Records from a collection of figures:
◆ ◆ ◆ ◆ ◆ ◆ ◆
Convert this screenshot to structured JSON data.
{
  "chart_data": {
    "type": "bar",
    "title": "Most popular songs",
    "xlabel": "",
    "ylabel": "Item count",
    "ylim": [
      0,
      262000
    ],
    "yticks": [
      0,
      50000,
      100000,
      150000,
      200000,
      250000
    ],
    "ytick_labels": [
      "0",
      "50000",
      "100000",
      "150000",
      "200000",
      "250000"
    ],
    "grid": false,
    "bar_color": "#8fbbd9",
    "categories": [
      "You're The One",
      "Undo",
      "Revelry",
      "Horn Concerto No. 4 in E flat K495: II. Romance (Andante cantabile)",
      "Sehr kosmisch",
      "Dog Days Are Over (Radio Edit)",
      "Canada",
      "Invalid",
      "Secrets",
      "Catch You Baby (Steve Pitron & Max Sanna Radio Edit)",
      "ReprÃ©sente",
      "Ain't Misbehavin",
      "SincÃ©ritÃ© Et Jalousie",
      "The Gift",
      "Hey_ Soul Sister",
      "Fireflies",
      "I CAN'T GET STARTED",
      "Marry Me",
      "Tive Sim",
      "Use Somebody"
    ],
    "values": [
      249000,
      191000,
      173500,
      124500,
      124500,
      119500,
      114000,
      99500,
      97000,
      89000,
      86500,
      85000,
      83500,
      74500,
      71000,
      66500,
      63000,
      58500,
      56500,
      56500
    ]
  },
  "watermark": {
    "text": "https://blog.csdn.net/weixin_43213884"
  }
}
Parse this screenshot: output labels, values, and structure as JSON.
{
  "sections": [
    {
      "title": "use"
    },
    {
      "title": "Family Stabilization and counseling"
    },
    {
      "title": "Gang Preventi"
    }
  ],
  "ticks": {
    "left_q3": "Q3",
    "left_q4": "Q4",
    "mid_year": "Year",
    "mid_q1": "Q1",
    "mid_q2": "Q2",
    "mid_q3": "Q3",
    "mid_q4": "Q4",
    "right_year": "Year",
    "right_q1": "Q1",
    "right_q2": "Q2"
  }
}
◆ ◆ ◆ ◆ ◆ ◆ ◆
* Exercise objective
Repeat the listing above without any change.

* Result of the exercise
Convert this screenshot to structured JSON data.
{
  "chart_data": {
    "type": "bar",
    "title": "Most popular songs",
    "xlabel": "",
    "ylabel": "Item count",
    "ylim": [
      0,
      262000
    ],
    "yticks": [
      0,
      50000,
      100000,
      150000,
      200000,
      250000
    ],
    "ytick_labels": [
      "0",
      "50000",
      "100000",
      "150000",
      "200000",
      "250000"
    ],
    "grid": false,
    "bar_color": "#8fbbd9",
    "categories": [
      "You're The One",
      "Undo",
      "Revelry",
      "Horn Concerto No. 4 in E flat K495: II. Romance (Andante cantabile)",
      "Sehr kosmisch",
      "Dog Days Are Over (Radio Edit)",
      "Canada",
      "Invalid",
      "Secrets",
      "Catch You Baby (Steve Pitron & Max Sanna Radio Edit)",
      "ReprÃ©sente",
      "Ain't Misbehavin",
      "SincÃ©ritÃ© Et Jalousie",
      "The Gift",
      "Hey_ Soul Sister",
      "Fireflies",
      "I CAN'T GET STARTED",
      "Marry Me",
      "Tive Sim",
      "Use Somebody"
    ],
    "values": [
      249000,
      191000,
      173500,
      124500,
      124500,
      119500,
      114000,
      99500,
      97000,
      89000,
      86500,
      85000,
      83500,
      74500,
      71000,
      66500,
      63000,
      58500,
      56500,
      56500
    ]
  },
  "watermark": {
    "text": "https://blog.csdn.net/weixin_43213884"
  }
}
Parse this screenshot: output labels, values, and structure as JSON.
{
  "sections": [
    {
      "title": "use"
    },
    {
      "title": "Family Stabilization and counseling"
    },
    {
      "title": "Gang Preventi"
    }
  ],
  "ticks": {
    "left_q3": "Q3",
    "left_q4": "Q4",
    "mid_year": "Year",
    "mid_q1": "Q1",
    "mid_q2": "Q2",
    "mid_q3": "Q3",
    "mid_q4": "Q4",
    "right_year": "Year",
    "right_q1": "Q1",
    "right_q2": "Q2"
  }
}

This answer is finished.